» Stated problem
Would you quote every entry exactly, dropping only the pictures?

:: Entries shown

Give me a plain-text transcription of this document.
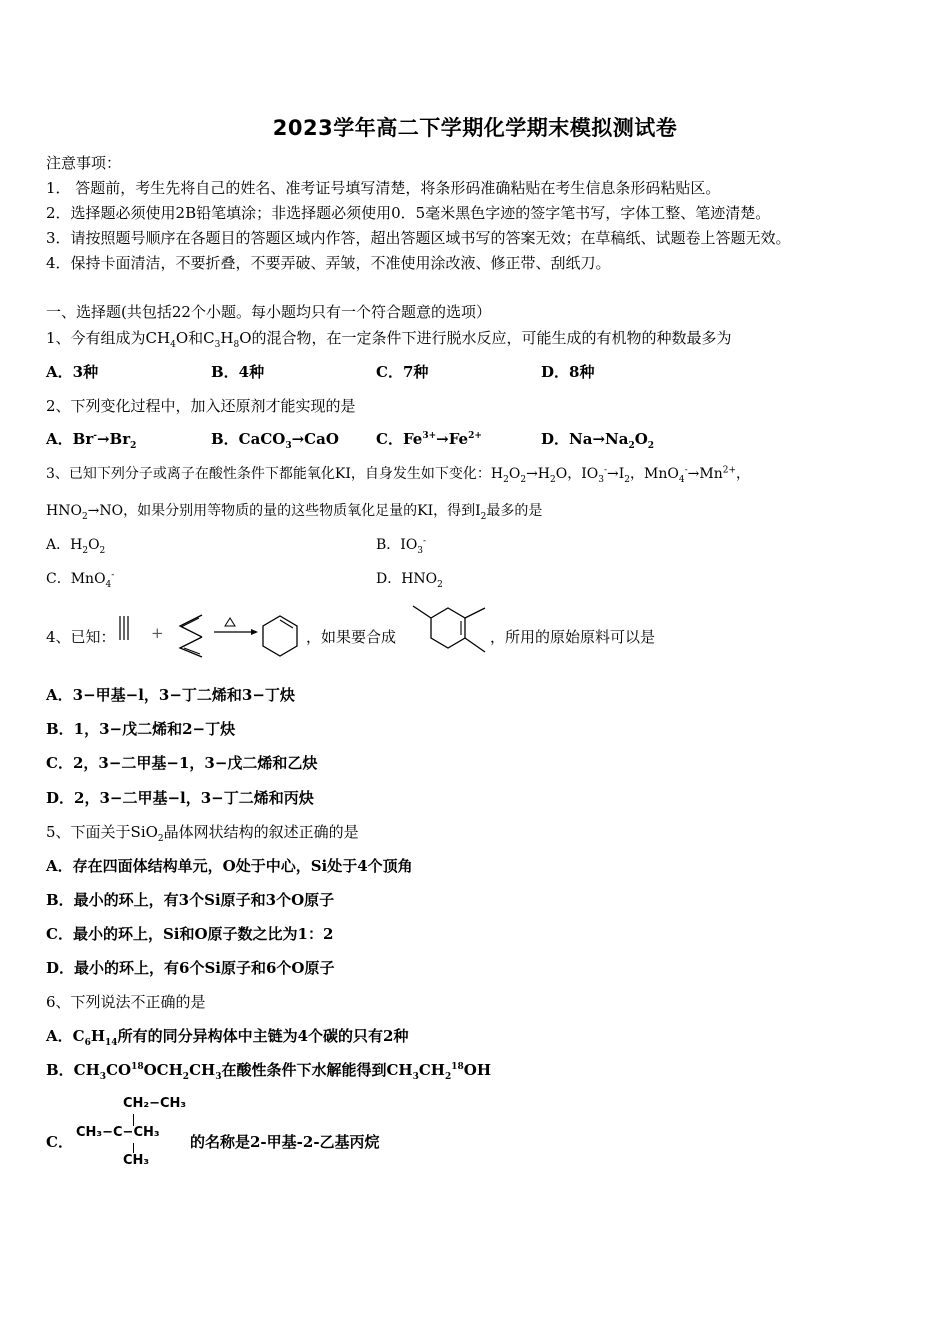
2023学年高二下学期化学期末模拟测试卷
注意事项：
1． 答题前，考生先将自己的姓名、准考证号填写清楚，将条形码准确粘贴在考生信息条形码粘贴区。
2．选择题必须使用2B铅笔填涂；非选择题必须使用0．5毫米黑色字迹的签字笔书写，字体工整、笔迹清楚。
3．请按照题号顺序在各题目的答题区域内作答，超出答题区域书写的答案无效；在草稿纸、试题卷上答题无效。
4．保持卡面清洁，不要折叠，不要弄破、弄皱，不准使用涂改液、修正带、刮纸刀。
一、选择题(共包括22个小题。每小题均只有一个符合题意的选项）
1、今有组成为$CH_4O$和$C_3H_8O$的混合物，在一定条件下进行脱水反应，可能生成的有机物的种数最多为
A．3种	B．4种	C．7种	D．8种
2、下列变化过程中，加入还原剂才能实现的是
A．$Br^-\to Br_2$	B．CaCO$_3$→CaO C．$Fe^{3+}\to Fe^{2+}$	D．$Na\to Na_2O_2$
3、已知下列分子或离子在酸性条件下都能氧化KI，自身发生如下变化：$H_2O_2\to H_2O$，$IO_3^-\to I_2$，$MnO_4^-\to Mn^{2+}$，
$HNO_2\to NO$，如果分别用等物质的量的这些物质氧化足量的KI，得到$I_2$最多的是
A．$H_2O_2$	B．$IO_3^-$
C．MnO$_4$-	D．$HNO_2$
4、已知： +	，如果要合成	，所用的原始原料可以是
A．3−甲基−l，3−丁二烯和3−丁炔
B．1，3−戊二烯和2−丁炔
C．2，3−二甲基−1，3−戊二烯和乙炔
D．2，3−二甲基−l，3−丁二烯和丙炔
5、下面关于SiO$_2$晶体网状结构的叙述正确的是
A．存在四面体结构单元，O处于中心，Si处于4个顶角
B．最小的环上，有3个Si原子和3个O原子
C．最小的环上，Si和O原子数之比为1：2
D．最小的环上，有6个Si原子和6个O原子
6、下列说法不正确的是
A．$C_6H_{14}$所有的同分异构体中主链为4个碳的只有2种
B．$CH_3CO^{18}OCH_2CH_3$在酸性条件下水解能得到$CH_3CH_2^{18}OH$
C．
CH₂−CH₃
CH₃−C−CH₃
CH₃
的名称是2-甲基-2-乙基丙烷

::::

» Expected answer
Give me a plain-text transcription of this document.
2023学年高二下学期化学期末模拟测试卷
注意事项：
1． 答题前，考生先将自己的姓名、准考证号填写清楚，将条形码准确粘贴在考生信息条形码粘贴区。
2．选择题必须使用2B铅笔填涂；非选择题必须使用0．5毫米黑色字迹的签字笔书写，字体工整、笔迹清楚。
3．请按照题号顺序在各题目的答题区域内作答，超出答题区域书写的答案无效；在草稿纸、试题卷上答题无效。
4．保持卡面清洁，不要折叠，不要弄破、弄皱，不准使用涂改液、修正带、刮纸刀。
一、选择题(共包括22个小题。每小题均只有一个符合题意的选项）
1、今有组成为$CH_4O$和$C_3H_8O$的混合物，在一定条件下进行脱水反应，可能生成的有机物的种数最多为
A．3种	B．4种	C．7种	D．8种
2、下列变化过程中，加入还原剂才能实现的是
A．$Br^-\to Br_2$	B．CaCO$_3$→CaO C．$Fe^{3+}\to Fe^{2+}$	D．$Na\to Na_2O_2$
3、已知下列分子或离子在酸性条件下都能氧化KI，自身发生如下变化：$H_2O_2\to H_2O$，$IO_3^-\to I_2$，$MnO_4^-\to Mn^{2+}$，
$HNO_2\to NO$，如果分别用等物质的量的这些物质氧化足量的KI，得到$I_2$最多的是
A．$H_2O_2$	B．$IO_3^-$
C．MnO$_4$-	D．$HNO_2$
4、已知： +	，如果要合成	，所用的原始原料可以是
A．3−甲基−l，3−丁二烯和3−丁炔
B．1，3−戊二烯和2−丁炔
C．2，3−二甲基−1，3−戊二烯和乙炔
D．2，3−二甲基−l，3−丁二烯和丙炔
5、下面关于SiO$_2$晶体网状结构的叙述正确的是
A．存在四面体结构单元，O处于中心，Si处于4个顶角
B．最小的环上，有3个Si原子和3个O原子
C．最小的环上，Si和O原子数之比为1：2
D．最小的环上，有6个Si原子和6个O原子
6、下列说法不正确的是
A．$C_6H_{14}$所有的同分异构体中主链为4个碳的只有2种
B．$CH_3CO^{18}OCH_2CH_3$在酸性条件下水解能得到$CH_3CH_2^{18}OH$
C．
CH₂−CH₃
CH₃−C−CH₃
CH₃
的名称是2-甲基-2-乙基丙烷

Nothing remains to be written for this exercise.